= Pedido A =
Edite os registos desde o início até à linha que contém "plan annotations: -0.20: [783, 353, 805, 364]", inclusive, e reproduza apenas essas linhas com "Schlafzimmer" substituído por "Elternzimmer", mantendo tudo o resto inalterado.

──────── Excerto da fonte

Pela vida que me dás tu merecias uma espera de mil anos


Espero por ti debaixo das árvores do Camões despidas pelo inverno.
Encosto-me ao varandim que mira a Rua das Flores, e sinto sem qualquer tom de tragédia, que a hora inteira que tenho de esperar por ti, é tempo ganho. Esta hora é já parte integrante do abraço da tua chegada, e prolonga-o assim, como quem estende o mais que pode, o saborear intenso de um doce perfeito.
Há gente sentada na esplanada do Quiosque dos Refrescos que hoje só parece vender chá quente; que muito fresco vai o entardecer depois do sol ter deixado de debruar a laranja a nesga do Castelo que consigo espreitar para lá da Rua Garrett.
É desse mesmo lado que depois vejo chegar a lua, primeiro de um modo tímido, e depois intenso sob o céu onde algumas nuvens insistem em “calar” as estrelas.
Não resisto e tiro uma foto.
Ouço a gente e as vozes de muitas línguas, o passo do eléctrico nas calhas metálicas assentes sobre o asfalto, os sinos que chamam para a missa, a buzina dos impacientes na transfiguração verde de um semáforo… e assobio mesmo com o frio a tolher-me ligeiramente os músculos da face.
Mãos nos bolsos do sobretudo, e o assobio é o canto alegre dos solitários que só o são na sua aparência.
Depois tu chegas e eu fecho finalmente os braços apertando-te a mim, como se todo o meu corpo fizesse questão de entregar-se ao teu, mimetizando o que a alma há muito já sente.

────────────────

= Pedido B =
Prossiga o texto sobre a espera debaixo das árvores do Camões a partir do ponto em que termina.

──────── Registos de dados

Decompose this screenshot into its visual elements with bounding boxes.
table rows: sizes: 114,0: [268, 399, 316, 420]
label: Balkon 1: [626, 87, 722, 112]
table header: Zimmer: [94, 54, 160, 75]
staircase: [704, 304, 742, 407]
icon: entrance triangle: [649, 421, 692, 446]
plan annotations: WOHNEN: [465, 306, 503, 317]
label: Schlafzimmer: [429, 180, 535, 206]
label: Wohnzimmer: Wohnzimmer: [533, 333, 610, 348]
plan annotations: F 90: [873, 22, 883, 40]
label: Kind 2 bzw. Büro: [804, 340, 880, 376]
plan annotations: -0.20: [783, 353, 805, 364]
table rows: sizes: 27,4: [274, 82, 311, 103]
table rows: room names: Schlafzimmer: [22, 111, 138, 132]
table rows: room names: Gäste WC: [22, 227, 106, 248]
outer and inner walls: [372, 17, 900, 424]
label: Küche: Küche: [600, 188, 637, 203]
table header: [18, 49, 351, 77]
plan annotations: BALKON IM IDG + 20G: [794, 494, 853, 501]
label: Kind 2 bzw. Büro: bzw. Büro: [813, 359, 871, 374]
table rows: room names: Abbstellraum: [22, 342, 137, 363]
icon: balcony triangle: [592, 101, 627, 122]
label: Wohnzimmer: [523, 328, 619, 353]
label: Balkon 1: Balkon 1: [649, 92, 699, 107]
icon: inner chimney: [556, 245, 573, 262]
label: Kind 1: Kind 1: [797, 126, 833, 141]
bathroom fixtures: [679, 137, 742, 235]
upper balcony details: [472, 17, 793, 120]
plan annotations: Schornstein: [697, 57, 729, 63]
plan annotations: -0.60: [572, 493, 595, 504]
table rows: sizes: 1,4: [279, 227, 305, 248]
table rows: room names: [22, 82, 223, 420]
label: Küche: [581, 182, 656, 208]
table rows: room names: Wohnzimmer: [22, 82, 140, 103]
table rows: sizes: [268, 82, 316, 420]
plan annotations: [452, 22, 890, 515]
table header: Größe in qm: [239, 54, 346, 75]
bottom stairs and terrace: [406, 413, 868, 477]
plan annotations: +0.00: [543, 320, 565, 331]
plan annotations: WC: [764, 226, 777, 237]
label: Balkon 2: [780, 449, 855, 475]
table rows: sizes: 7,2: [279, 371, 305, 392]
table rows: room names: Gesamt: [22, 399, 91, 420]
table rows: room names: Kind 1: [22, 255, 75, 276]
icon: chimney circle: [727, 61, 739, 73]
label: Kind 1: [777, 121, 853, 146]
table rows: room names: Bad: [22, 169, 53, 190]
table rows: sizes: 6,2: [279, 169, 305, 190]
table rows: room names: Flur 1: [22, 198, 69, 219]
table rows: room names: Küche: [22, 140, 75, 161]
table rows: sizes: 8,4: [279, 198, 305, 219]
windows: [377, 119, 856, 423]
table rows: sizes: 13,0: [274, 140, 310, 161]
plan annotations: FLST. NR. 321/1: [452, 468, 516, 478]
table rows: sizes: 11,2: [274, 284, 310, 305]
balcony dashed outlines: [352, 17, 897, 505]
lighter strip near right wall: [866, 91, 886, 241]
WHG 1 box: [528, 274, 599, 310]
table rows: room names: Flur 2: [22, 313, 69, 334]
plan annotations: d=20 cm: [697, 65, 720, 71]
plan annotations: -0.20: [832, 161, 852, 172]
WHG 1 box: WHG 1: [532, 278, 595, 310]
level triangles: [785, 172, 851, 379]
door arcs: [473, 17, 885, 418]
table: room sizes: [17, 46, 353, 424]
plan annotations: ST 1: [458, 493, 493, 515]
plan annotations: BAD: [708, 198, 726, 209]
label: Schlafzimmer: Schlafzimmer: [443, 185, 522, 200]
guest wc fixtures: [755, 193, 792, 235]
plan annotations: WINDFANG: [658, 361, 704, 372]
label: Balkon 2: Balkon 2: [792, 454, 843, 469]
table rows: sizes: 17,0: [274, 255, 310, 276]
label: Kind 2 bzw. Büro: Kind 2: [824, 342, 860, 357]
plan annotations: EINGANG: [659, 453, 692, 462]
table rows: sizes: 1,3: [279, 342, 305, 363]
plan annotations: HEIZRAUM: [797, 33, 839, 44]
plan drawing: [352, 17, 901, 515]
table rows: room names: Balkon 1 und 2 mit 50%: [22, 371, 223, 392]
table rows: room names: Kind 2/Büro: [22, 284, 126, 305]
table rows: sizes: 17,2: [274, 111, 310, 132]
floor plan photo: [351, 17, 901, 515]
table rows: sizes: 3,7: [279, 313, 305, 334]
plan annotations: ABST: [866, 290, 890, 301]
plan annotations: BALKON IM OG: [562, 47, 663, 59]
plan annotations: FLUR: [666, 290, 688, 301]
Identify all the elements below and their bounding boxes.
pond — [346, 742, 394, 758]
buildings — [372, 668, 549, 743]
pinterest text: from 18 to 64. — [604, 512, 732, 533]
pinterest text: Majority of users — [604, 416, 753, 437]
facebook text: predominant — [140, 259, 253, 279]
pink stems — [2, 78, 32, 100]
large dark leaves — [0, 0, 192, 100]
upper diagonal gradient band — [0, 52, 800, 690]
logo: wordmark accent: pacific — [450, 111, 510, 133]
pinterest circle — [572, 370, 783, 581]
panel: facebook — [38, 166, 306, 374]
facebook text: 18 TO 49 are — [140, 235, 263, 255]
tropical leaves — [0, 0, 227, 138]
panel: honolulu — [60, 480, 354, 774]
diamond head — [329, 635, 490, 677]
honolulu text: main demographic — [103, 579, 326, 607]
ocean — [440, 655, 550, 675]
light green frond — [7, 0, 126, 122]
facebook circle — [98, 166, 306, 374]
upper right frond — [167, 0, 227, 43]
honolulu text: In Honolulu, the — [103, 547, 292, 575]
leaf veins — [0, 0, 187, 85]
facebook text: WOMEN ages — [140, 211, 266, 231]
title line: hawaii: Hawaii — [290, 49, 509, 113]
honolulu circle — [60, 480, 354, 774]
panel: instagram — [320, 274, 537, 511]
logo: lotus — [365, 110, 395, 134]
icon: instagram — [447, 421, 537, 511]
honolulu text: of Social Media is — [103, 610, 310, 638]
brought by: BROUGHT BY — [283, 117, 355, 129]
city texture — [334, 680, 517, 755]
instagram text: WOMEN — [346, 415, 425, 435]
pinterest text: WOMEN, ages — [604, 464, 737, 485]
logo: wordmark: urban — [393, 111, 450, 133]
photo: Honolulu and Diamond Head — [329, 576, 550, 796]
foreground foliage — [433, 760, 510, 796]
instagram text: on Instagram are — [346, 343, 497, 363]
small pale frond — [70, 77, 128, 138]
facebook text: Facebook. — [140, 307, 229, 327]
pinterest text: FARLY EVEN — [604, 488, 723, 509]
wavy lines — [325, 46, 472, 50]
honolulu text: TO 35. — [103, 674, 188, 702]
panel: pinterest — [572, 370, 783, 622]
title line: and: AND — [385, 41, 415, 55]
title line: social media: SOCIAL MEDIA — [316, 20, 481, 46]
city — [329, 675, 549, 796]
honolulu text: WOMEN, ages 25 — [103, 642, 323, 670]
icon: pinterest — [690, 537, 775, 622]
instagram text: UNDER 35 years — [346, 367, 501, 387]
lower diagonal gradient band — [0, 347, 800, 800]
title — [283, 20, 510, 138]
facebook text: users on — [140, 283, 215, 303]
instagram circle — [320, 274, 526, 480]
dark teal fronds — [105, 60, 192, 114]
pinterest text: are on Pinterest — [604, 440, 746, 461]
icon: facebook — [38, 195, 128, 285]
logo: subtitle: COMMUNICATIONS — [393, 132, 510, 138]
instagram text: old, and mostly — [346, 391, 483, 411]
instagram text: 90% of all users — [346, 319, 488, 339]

────────────────

= Resultado da tarefa A =
Decompose this screenshot into its visual elements with bounding boxes.
table rows: sizes: 114,0: [268, 399, 316, 420]
label: Balkon 1: [626, 87, 722, 112]
table header: Zimmer: [94, 54, 160, 75]
staircase: [704, 304, 742, 407]
icon: entrance triangle: [649, 421, 692, 446]
plan annotations: WOHNEN: [465, 306, 503, 317]
label: Elternzimmer: [429, 180, 535, 206]
label: Wohnzimmer: Wohnzimmer: [533, 333, 610, 348]
plan annotations: F 90: [873, 22, 883, 40]
label: Kind 2 bzw. Büro: [804, 340, 880, 376]
plan annotations: -0.20: [783, 353, 805, 364]

= Resultado da tarefa B =
Gosto do teu cheiro.
O nosso abraço abriu-me a porta de casa e o caminhar contigo sob as árvores despidas dos Camões, e do Chiado, é agora um perfeito momento de intimidade num sofá daqueles que têm vista para o perfeito que elegemos como o nosso destino.
E quando as nossas mãos se encontram algures pelo caminho, quando as palavras que trocamos são sinónimos de querer, e quando os nossos olhares se despem de preconceitos e se entregam não renegando jamais um desejo imenso; a lua já vai alta, seguem os ruídos pelo Chiado, passa por nós o eléctrico 28, e eu sinto que foi tão curta a hora em que esperei por ti…
Pela vida que me dás tu merecias uma espera de mil anos.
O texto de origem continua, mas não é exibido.